Copy nothing but the text: reproduce each line of the listing exactly and leave the pictures out.
+++ Records for the task
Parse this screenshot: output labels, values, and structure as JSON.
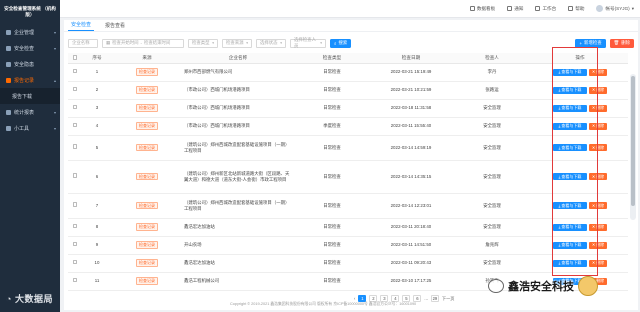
{
  "sidebar": {
    "brand": "安全检查管理系统 （机构版）",
    "items": [
      {
        "label": "企业管理",
        "active": false
      },
      {
        "label": "安全检查",
        "active": false
      },
      {
        "label": "安全隐患",
        "active": false
      },
      {
        "label": "报告记录",
        "active": true
      },
      {
        "label": "报告下载",
        "sub": true
      },
      {
        "label": "统计报表",
        "active": false
      },
      {
        "label": "小工具",
        "active": false
      }
    ]
  },
  "topbar": {
    "items": [
      {
        "label": "数据看板"
      },
      {
        "label": "通知"
      },
      {
        "label": "工作台"
      },
      {
        "label": "帮助"
      },
      {
        "label": "帐号(SYJG)"
      }
    ]
  },
  "tabs": [
    {
      "label": "安全检查",
      "active": true
    },
    {
      "label": "报告查看",
      "active": false
    }
  ],
  "filters": {
    "company_placeholder": "企业名称",
    "date_start": "检查开始时间",
    "date_end": "检查结束时间",
    "type_placeholder": "检查类型",
    "source_placeholder": "检查来源",
    "status_placeholder": "选择状态",
    "people_placeholder": "选择检查人员",
    "search_label": "搜索",
    "new_label": "新增检查",
    "delete_label": "删除"
  },
  "table": {
    "headers": [
      "序号",
      "来源",
      "企业名称",
      "检查类型",
      "检查日期",
      "检查人",
      "操作"
    ],
    "op_view_label": "查看与下载",
    "op_delete_label": "删除",
    "rows": [
      {
        "no": "1",
        "source": "检查记录",
        "company": "郑州市西部燃气有限公司",
        "type": "日常检查",
        "date": "2022-03-21 15:19:49",
        "inspector": "李丹"
      },
      {
        "no": "2",
        "source": "检查记录",
        "company": "（市政公司）西城门机场港路项目",
        "type": "日常检查",
        "date": "2022-03-21 10:21:59",
        "inspector": "张路运"
      },
      {
        "no": "3",
        "source": "检查记录",
        "company": "（市政公司）西城门机场港路项目",
        "type": "日常检查",
        "date": "2022-03-18 11:31:58",
        "inspector": "安全监理"
      },
      {
        "no": "4",
        "source": "检查记录",
        "company": "（市政公司）西城门机场港路项目",
        "type": "季度检查",
        "date": "2022-03-11 15:55:40",
        "inspector": "安全监理"
      },
      {
        "no": "5",
        "source": "检查记录",
        "company": "（建筑公司）郑州西城改造配套基础设施项目（一期）工程项目",
        "type": "日常检查",
        "date": "2022-03-14 14:59:19",
        "inspector": "安全监理"
      },
      {
        "no": "6",
        "source": "检查记录",
        "company": "（建筑公司）郑州新区北站新城道路大街（区段路、天翼大道）和德大道（道东大街-人会街）市政工程项目",
        "type": "日常检查",
        "date": "2022-03-14 14:35:15",
        "inspector": "安全监理"
      },
      {
        "no": "7",
        "source": "检查记录",
        "company": "（建筑公司）郑州西城改造配套基础设施项目（一期）工程项目",
        "type": "日常检查",
        "date": "2022-03-14 12:23:01",
        "inspector": "安全监理"
      },
      {
        "no": "8",
        "source": "检查记录",
        "company": "鑫浩宏达加油站",
        "type": "日常检查",
        "date": "2022-03-11 20:18:40",
        "inspector": "安全监理"
      },
      {
        "no": "9",
        "source": "检查记录",
        "company": "开山农场",
        "type": "日常检查",
        "date": "2022-03-11 14:51:50",
        "inspector": "詹兆辉"
      },
      {
        "no": "10",
        "source": "检查记录",
        "company": "鑫浩宏达加油站",
        "type": "日常检查",
        "date": "2022-03-11 09:20:43",
        "inspector": "安全监理"
      },
      {
        "no": "11",
        "source": "检查记录",
        "company": "鑫浩工程机械公司",
        "type": "日常检查",
        "date": "2022-03-10 17:17:25",
        "inspector": "孙某飞"
      }
    ]
  },
  "pager": {
    "pages": [
      "1",
      "2",
      "3",
      "4",
      "5",
      "6",
      "...",
      "29"
    ],
    "active": "1",
    "next_label": "下一页"
  },
  "footer": "Copyright © 2019-2021 鑫浩集团科技股份有限公司 版权所有 京ICP备10000000号 鑫浩官方公众号：16001090",
  "watermarks": {
    "left": "大数据局",
    "right": "鑫浩安全科技"
  }
}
++++++
- **Result**
Parse this screenshot: output labels, values, and structure as JSON.
{
  "sidebar": {
    "brand": "安全检查管理系统 （机构版）",
    "items": [
      {
        "label": "企业管理",
        "active": false
      },
      {
        "label": "安全检查",
        "active": false
      },
      {
        "label": "安全隐患",
        "active": false
      },
      {
        "label": "报告记录",
        "active": true
      },
      {
        "label": "报告下载",
        "sub": true
      },
      {
        "label": "统计报表",
        "active": false
      },
      {
        "label": "小工具",
        "active": false
      }
    ]
  },
  "topbar": {
    "items": [
      {
        "label": "数据看板"
      },
      {
        "label": "通知"
      },
      {
        "label": "工作台"
      },
      {
        "label": "帮助"
      },
      {
        "label": "帐号(SYJG)"
      }
    ]
  },
  "tabs": [
    {
      "label": "安全检查",
      "active": true
    },
    {
      "label": "报告查看",
      "active": false
    }
  ],
  "filters": {
    "company_placeholder": "企业名称",
    "date_start": "检查开始时间",
    "date_end": "检查结束时间",
    "type_placeholder": "检查类型",
    "source_placeholder": "检查来源",
    "status_placeholder": "选择状态",
    "people_placeholder": "选择检查人员",
    "search_label": "搜索",
    "new_label": "新增检查",
    "delete_label": "删除"
  },
  "table": {
    "headers": [
      "序号",
      "来源",
      "企业名称",
      "检查类型",
      "检查日期",
      "检查人",
      "操作"
    ],
    "op_view_label": "查看与下载",
    "op_delete_label": "删除",
    "rows": [
      {
        "no": "1",
        "source": "检查记录",
        "company": "郑州市西部燃气有限公司",
        "type": "日常检查",
        "date": "2022-03-21 15:19:49",
        "inspector": "李丹"
      },
      {
        "no": "2",
        "source": "检查记录",
        "company": "（市政公司）西城门机场港路项目",
        "type": "日常检查",
        "date": "2022-03-21 10:21:59",
        "inspector": "张路运"
      },
      {
        "no": "3",
        "source": "检查记录",
        "company": "（市政公司）西城门机场港路项目",
        "type": "日常检查",
        "date": "2022-03-18 11:31:58",
        "inspector": "安全监理"
      },
      {
        "no": "4",
        "source": "检查记录",
        "company": "（市政公司）西城门机场港路项目",
        "type": "季度检查",
        "date": "2022-03-11 15:55:40",
        "inspector": "安全监理"
      },
      {
        "no": "5",
        "source": "检查记录",
        "company": "（建筑公司）郑州西城改造配套基础设施项目（一期）工程项目",
        "type": "日常检查",
        "date": "2022-03-14 14:59:19",
        "inspector": "安全监理"
      },
      {
        "no": "6",
        "source": "检查记录",
        "company": "（建筑公司）郑州新区北站新城道路大街（区段路、天翼大道）和德大道（道东大街-人会街）市政工程项目",
        "type": "日常检查",
        "date": "2022-03-14 14:35:15",
        "inspector": "安全监理"
      },
      {
        "no": "7",
        "source": "检查记录",
        "company": "（建筑公司）郑州西城改造配套基础设施项目（一期）工程项目",
        "type": "日常检查",
        "date": "2022-03-14 12:23:01",
        "inspector": "安全监理"
      },
      {
        "no": "8",
        "source": "检查记录",
        "company": "鑫浩宏达加油站",
        "type": "日常检查",
        "date": "2022-03-11 20:18:40",
        "inspector": "安全监理"
      },
      {
        "no": "9",
        "source": "检查记录",
        "company": "开山农场",
        "type": "日常检查",
        "date": "2022-03-11 14:51:50",
        "inspector": "詹兆辉"
      },
      {
        "no": "10",
        "source": "检查记录",
        "company": "鑫浩宏达加油站",
        "type": "日常检查",
        "date": "2022-03-11 09:20:43",
        "inspector": "安全监理"
      },
      {
        "no": "11",
        "source": "检查记录",
        "company": "鑫浩工程机械公司",
        "type": "日常检查",
        "date": "2022-03-10 17:17:25",
        "inspector": "孙某飞"
      }
    ]
  },
  "pager": {
    "pages": [
      "1",
      "2",
      "3",
      "4",
      "5",
      "6",
      "...",
      "29"
    ],
    "active": "1",
    "next_label": "下一页"
  },
  "footer": "Copyright © 2019-2021 鑫浩集团科技股份有限公司 版权所有 京ICP备10000000号 鑫浩官方公众号：16001090",
  "watermarks": {
    "left": "大数据局",
    "right": "鑫浩安全科技"
  }
}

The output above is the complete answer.